Stored data entries
------------------------------------------------------------

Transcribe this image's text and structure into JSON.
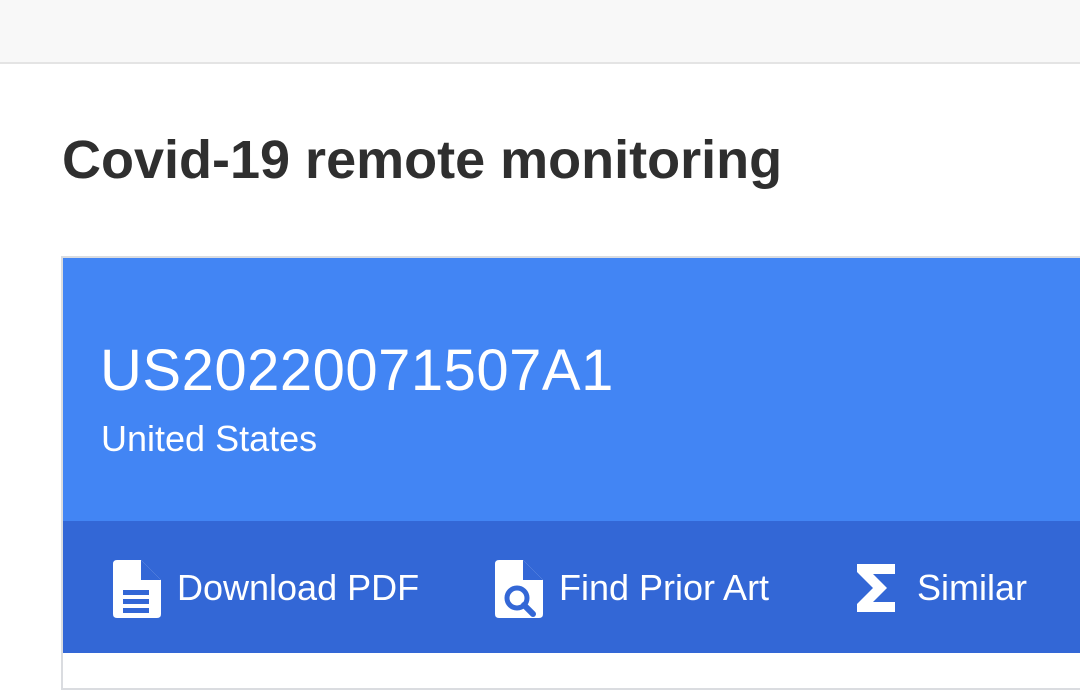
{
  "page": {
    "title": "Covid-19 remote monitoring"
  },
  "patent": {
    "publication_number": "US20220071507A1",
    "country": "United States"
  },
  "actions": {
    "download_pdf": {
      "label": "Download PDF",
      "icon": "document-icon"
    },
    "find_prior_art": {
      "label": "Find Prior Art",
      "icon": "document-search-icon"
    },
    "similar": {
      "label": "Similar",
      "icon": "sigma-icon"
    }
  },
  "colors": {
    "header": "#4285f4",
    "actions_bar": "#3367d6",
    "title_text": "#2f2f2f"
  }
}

------------------------------------------------------------

▶ TASK GOAL: Using the listing above, gather each line that holds the string "icon" and copy it.

▶ ANSWER TO THIS PROBLEM:
      "icon": "document-icon"
      "icon": "document-search-icon"
      "icon": "sigma-icon"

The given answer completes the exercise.